→ **What you have to do**: Reproduce each of the lines word for word.

→ **Given records**:
-------------------------

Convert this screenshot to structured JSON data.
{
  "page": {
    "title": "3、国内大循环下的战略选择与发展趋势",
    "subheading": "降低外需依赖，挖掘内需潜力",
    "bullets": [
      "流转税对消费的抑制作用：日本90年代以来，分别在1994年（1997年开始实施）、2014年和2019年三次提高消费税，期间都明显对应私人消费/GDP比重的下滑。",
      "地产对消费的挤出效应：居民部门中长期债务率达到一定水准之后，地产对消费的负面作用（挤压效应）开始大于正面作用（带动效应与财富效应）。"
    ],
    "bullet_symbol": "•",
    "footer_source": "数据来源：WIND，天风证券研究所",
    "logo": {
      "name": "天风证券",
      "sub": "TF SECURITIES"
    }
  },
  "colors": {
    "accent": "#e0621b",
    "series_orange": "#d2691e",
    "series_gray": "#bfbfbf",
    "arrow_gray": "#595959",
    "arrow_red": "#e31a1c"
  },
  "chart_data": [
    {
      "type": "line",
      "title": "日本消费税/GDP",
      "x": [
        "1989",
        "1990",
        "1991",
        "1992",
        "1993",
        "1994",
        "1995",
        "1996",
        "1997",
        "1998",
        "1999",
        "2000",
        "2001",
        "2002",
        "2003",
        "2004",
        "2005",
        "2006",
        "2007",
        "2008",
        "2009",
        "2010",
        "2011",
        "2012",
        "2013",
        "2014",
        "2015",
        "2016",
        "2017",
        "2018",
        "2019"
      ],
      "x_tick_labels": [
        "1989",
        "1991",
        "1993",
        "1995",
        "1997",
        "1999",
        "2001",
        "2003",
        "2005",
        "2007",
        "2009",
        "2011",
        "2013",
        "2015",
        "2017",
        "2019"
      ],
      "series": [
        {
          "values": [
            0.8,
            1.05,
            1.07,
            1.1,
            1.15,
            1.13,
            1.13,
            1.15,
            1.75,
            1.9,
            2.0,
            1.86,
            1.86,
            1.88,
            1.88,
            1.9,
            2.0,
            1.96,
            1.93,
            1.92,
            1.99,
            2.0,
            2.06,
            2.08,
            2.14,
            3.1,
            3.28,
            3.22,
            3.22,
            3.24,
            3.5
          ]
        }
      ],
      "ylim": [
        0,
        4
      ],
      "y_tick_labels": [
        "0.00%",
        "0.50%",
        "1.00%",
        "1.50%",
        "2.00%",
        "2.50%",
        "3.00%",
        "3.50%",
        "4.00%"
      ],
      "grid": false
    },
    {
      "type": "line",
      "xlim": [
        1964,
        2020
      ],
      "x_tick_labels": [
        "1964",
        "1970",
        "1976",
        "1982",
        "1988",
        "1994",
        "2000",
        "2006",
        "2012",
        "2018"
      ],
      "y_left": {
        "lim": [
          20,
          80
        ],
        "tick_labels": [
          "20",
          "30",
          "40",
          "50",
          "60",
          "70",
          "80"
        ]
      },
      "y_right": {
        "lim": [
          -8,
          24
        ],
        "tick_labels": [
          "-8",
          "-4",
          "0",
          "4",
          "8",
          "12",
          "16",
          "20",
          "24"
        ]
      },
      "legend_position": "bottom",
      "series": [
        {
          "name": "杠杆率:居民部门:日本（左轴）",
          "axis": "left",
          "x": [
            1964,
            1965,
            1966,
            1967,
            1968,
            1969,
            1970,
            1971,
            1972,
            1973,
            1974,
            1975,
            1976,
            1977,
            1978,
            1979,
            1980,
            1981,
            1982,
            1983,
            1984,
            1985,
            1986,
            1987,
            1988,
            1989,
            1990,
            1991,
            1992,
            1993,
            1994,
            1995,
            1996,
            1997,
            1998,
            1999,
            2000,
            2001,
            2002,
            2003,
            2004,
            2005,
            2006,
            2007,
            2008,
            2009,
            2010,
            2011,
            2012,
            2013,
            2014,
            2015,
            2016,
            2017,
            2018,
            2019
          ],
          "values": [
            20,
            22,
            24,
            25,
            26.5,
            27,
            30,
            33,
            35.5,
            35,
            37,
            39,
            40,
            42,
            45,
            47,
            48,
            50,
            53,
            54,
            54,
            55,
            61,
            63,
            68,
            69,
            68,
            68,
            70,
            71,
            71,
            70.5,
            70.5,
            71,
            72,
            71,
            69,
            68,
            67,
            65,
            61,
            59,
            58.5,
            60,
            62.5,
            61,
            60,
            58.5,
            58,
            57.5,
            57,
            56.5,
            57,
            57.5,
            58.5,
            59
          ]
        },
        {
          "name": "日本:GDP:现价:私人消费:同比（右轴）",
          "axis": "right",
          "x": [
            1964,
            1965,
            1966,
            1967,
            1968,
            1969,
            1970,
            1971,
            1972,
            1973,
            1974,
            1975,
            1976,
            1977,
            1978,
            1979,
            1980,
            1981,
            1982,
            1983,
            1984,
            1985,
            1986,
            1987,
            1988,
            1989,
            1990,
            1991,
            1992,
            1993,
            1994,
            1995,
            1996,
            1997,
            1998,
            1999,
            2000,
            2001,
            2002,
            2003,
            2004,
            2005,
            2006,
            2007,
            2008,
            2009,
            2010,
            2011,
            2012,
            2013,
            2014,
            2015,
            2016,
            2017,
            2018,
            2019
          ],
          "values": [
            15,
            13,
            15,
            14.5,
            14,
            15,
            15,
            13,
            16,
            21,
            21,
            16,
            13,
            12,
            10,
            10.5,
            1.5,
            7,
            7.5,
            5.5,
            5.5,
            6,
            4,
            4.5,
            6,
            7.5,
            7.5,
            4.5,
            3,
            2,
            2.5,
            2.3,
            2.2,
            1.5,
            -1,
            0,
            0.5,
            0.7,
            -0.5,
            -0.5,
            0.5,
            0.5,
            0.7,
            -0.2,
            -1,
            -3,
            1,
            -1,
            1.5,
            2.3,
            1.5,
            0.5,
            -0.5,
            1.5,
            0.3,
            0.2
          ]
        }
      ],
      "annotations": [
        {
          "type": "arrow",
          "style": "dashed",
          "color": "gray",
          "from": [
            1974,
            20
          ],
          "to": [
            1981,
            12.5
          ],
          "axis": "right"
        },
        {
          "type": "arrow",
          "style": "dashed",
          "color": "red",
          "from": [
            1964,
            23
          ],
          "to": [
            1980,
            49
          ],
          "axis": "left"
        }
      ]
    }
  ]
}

-------------------------

→ **Solution to the exercise**:
Convert this screenshot to structured JSON data.
{
  "page": {
    "title": "3、国内大循环下的战略选择与发展趋势",
    "subheading": "降低外需依赖，挖掘内需潜力",
    "bullets": [
      "流转税对消费的抑制作用：日本90年代以来，分别在1994年（1997年开始实施）、2014年和2019年三次提高消费税，期间都明显对应私人消费/GDP比重的下滑。",
      "地产对消费的挤出效应：居民部门中长期债务率达到一定水准之后，地产对消费的负面作用（挤压效应）开始大于正面作用（带动效应与财富效应）。"
    ],
    "bullet_symbol": "•",
    "footer_source": "数据来源：WIND，天风证券研究所",
    "logo": {
      "name": "天风证券",
      "sub": "TF SECURITIES"
    }
  },
  "colors": {
    "accent": "#e0621b",
    "series_orange": "#d2691e",
    "series_gray": "#bfbfbf",
    "arrow_gray": "#595959",
    "arrow_red": "#e31a1c"
  },
  "chart_data": [
    {
      "type": "line",
      "title": "日本消费税/GDP",
      "x": [
        "1989",
        "1990",
        "1991",
        "1992",
        "1993",
        "1994",
        "1995",
        "1996",
        "1997",
        "1998",
        "1999",
        "2000",
        "2001",
        "2002",
        "2003",
        "2004",
        "2005",
        "2006",
        "2007",
        "2008",
        "2009",
        "2010",
        "2011",
        "2012",
        "2013",
        "2014",
        "2015",
        "2016",
        "2017",
        "2018",
        "2019"
      ],
      "x_tick_labels": [
        "1989",
        "1991",
        "1993",
        "1995",
        "1997",
        "1999",
        "2001",
        "2003",
        "2005",
        "2007",
        "2009",
        "2011",
        "2013",
        "2015",
        "2017",
        "2019"
      ],
      "series": [
        {
          "values": [
            0.8,
            1.05,
            1.07,
            1.1,
            1.15,
            1.13,
            1.13,
            1.15,
            1.75,
            1.9,
            2.0,
            1.86,
            1.86,
            1.88,
            1.88,
            1.9,
            2.0,
            1.96,
            1.93,
            1.92,
            1.99,
            2.0,
            2.06,
            2.08,
            2.14,
            3.1,
            3.28,
            3.22,
            3.22,
            3.24,
            3.5
          ]
        }
      ],
      "ylim": [
        0,
        4
      ],
      "y_tick_labels": [
        "0.00%",
        "0.50%",
        "1.00%",
        "1.50%",
        "2.00%",
        "2.50%",
        "3.00%",
        "3.50%",
        "4.00%"
      ],
      "grid": false
    },
    {
      "type": "line",
      "xlim": [
        1964,
        2020
      ],
      "x_tick_labels": [
        "1964",
        "1970",
        "1976",
        "1982",
        "1988",
        "1994",
        "2000",
        "2006",
        "2012",
        "2018"
      ],
      "y_left": {
        "lim": [
          20,
          80
        ],
        "tick_labels": [
          "20",
          "30",
          "40",
          "50",
          "60",
          "70",
          "80"
        ]
      },
      "y_right": {
        "lim": [
          -8,
          24
        ],
        "tick_labels": [
          "-8",
          "-4",
          "0",
          "4",
          "8",
          "12",
          "16",
          "20",
          "24"
        ]
      },
      "legend_position": "bottom",
      "series": [
        {
          "name": "杠杆率:居民部门:日本（左轴）",
          "axis": "left",
          "x": [
            1964,
            1965,
            1966,
            1967,
            1968,
            1969,
            1970,
            1971,
            1972,
            1973,
            1974,
            1975,
            1976,
            1977,
            1978,
            1979,
            1980,
            1981,
            1982,
            1983,
            1984,
            1985,
            1986,
            1987,
            1988,
            1989,
            1990,
            1991,
            1992,
            1993,
            1994,
            1995,
            1996,
            1997,
            1998,
            1999,
            2000,
            2001,
            2002,
            2003,
            2004,
            2005,
            2006,
            2007,
            2008,
            2009,
            2010,
            2011,
            2012,
            2013,
            2014,
            2015,
            2016,
            2017,
            2018,
            2019
          ],
          "values": [
            20,
            22,
            24,
            25,
            26.5,
            27,
            30,
            33,
            35.5,
            35,
            37,
            39,
            40,
            42,
            45,
            47,
            48,
            50,
            53,
            54,
            54,
            55,
            61,
            63,
            68,
            69,
            68,
            68,
            70,
            71,
            71,
            70.5,
            70.5,
            71,
            72,
            71,
            69,
            68,
            67,
            65,
            61,
            59,
            58.5,
            60,
            62.5,
            61,
            60,
            58.5,
            58,
            57.5,
            57,
            56.5,
            57,
            57.5,
            58.5,
            59
          ]
        },
        {
          "name": "日本:GDP:现价:私人消费:同比（右轴）",
          "axis": "right",
          "x": [
            1964,
            1965,
            1966,
            1967,
            1968,
            1969,
            1970,
            1971,
            1972,
            1973,
            1974,
            1975,
            1976,
            1977,
            1978,
            1979,
            1980,
            1981,
            1982,
            1983,
            1984,
            1985,
            1986,
            1987,
            1988,
            1989,
            1990,
            1991,
            1992,
            1993,
            1994,
            1995,
            1996,
            1997,
            1998,
            1999,
            2000,
            2001,
            2002,
            2003,
            2004,
            2005,
            2006,
            2007,
            2008,
            2009,
            2010,
            2011,
            2012,
            2013,
            2014,
            2015,
            2016,
            2017,
            2018,
            2019
          ],
          "values": [
            15,
            13,
            15,
            14.5,
            14,
            15,
            15,
            13,
            16,
            21,
            21,
            16,
            13,
            12,
            10,
            10.5,
            1.5,
            7,
            7.5,
            5.5,
            5.5,
            6,
            4,
            4.5,
            6,
            7.5,
            7.5,
            4.5,
            3,
            2,
            2.5,
            2.3,
            2.2,
            1.5,
            -1,
            0,
            0.5,
            0.7,
            -0.5,
            -0.5,
            0.5,
            0.5,
            0.7,
            -0.2,
            -1,
            -3,
            1,
            -1,
            1.5,
            2.3,
            1.5,
            0.5,
            -0.5,
            1.5,
            0.3,
            0.2
          ]
        }
      ],
      "annotations": [
        {
          "type": "arrow",
          "style": "dashed",
          "color": "gray",
          "from": [
            1974,
            20
          ],
          "to": [
            1981,
            12.5
          ],
          "axis": "right"
        },
        {
          "type": "arrow",
          "style": "dashed",
          "color": "red",
          "from": [
            1964,
            23
          ],
          "to": [
            1980,
            49
          ],
          "axis": "left"
        }
      ]
    }
  ]
}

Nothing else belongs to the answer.